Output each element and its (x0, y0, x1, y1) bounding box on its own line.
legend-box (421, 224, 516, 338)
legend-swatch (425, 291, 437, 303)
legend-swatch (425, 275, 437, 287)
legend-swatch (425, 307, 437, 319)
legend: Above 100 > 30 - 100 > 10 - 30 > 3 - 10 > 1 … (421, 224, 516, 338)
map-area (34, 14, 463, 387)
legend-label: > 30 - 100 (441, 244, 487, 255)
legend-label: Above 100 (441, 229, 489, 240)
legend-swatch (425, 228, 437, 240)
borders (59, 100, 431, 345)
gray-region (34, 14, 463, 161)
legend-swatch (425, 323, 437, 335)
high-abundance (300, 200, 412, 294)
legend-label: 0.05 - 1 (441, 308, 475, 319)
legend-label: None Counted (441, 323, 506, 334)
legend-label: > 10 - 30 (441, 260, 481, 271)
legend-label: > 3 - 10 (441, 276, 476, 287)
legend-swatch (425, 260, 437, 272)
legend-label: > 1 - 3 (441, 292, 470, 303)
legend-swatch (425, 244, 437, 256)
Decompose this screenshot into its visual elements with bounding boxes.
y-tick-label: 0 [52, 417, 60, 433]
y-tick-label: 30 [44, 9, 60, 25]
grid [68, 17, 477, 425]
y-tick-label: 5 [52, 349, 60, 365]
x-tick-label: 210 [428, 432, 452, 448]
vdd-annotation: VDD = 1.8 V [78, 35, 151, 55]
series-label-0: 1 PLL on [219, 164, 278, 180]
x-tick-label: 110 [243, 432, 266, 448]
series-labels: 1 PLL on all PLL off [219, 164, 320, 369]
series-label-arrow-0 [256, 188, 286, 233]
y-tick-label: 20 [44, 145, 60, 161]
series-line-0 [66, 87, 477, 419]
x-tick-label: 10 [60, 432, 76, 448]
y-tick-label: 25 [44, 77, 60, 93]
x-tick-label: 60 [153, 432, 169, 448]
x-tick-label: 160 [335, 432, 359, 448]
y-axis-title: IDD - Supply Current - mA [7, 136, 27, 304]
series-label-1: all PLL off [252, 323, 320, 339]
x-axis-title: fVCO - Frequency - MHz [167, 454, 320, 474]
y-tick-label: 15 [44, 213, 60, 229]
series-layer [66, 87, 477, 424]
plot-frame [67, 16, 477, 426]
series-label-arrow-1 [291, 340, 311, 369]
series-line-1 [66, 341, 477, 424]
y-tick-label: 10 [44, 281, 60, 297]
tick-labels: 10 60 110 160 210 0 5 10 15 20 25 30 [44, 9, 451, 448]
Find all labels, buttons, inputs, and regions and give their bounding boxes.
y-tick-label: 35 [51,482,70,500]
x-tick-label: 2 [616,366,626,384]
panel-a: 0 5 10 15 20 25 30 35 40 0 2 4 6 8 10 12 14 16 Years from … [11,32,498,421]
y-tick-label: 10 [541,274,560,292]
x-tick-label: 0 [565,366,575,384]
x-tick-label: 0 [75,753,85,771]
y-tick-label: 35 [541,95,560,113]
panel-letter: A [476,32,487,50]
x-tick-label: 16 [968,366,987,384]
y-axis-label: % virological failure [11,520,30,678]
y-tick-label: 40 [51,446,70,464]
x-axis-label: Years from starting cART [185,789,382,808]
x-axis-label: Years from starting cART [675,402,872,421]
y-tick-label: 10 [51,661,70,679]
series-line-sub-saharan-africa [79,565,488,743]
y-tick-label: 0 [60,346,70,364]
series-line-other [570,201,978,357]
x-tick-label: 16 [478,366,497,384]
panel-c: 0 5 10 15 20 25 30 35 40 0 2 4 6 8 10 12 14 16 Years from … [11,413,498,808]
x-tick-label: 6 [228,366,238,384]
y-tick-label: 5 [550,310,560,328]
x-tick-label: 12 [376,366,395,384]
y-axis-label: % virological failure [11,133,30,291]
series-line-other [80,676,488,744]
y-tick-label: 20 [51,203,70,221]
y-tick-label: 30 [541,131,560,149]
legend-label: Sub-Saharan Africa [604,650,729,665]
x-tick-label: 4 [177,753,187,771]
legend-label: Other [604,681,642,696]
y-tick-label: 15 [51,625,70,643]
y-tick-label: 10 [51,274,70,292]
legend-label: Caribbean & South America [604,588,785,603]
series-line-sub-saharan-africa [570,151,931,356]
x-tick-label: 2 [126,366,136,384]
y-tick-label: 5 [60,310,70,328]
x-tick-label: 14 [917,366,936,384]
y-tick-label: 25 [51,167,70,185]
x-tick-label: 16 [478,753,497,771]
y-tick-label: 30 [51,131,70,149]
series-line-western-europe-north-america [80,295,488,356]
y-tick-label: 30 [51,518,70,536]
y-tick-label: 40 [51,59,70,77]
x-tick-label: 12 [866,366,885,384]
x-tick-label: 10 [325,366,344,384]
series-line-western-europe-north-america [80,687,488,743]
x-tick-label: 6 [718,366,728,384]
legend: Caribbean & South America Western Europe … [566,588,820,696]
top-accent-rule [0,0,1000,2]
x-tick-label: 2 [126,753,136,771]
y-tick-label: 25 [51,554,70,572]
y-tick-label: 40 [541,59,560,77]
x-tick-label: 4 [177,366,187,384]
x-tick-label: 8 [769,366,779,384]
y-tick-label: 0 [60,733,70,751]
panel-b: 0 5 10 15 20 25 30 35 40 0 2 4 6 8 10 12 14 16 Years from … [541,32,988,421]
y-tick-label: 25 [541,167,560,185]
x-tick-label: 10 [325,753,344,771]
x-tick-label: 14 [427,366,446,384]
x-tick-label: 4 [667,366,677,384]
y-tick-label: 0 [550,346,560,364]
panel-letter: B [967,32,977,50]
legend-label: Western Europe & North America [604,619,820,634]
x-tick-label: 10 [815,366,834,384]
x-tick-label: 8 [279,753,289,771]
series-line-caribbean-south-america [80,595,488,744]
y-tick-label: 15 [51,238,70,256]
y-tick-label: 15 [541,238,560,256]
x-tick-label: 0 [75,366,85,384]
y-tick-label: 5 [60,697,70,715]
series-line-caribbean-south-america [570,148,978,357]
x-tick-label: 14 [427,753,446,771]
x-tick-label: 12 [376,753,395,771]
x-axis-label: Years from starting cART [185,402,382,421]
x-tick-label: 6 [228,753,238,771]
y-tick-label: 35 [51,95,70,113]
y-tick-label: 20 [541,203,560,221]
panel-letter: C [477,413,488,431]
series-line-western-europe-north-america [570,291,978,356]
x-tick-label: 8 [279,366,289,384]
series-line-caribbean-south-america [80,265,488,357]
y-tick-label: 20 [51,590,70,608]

DE OPGAVE: Hernoem "legend-box" naar "legend-frame" in het stuk van het begin van de regels tot en met de regel met "legend-swatch (425, 307, 437, 319)". Geef alleen die regels terug, verder ongewijzigd.

ANTWOORD OPGAVE:
Output each element and its (x0, y0, x1, y1) bounding box on its own line.
legend-frame (421, 224, 516, 338)
legend-swatch (425, 291, 437, 303)
legend-swatch (425, 275, 437, 287)
legend-swatch (425, 307, 437, 319)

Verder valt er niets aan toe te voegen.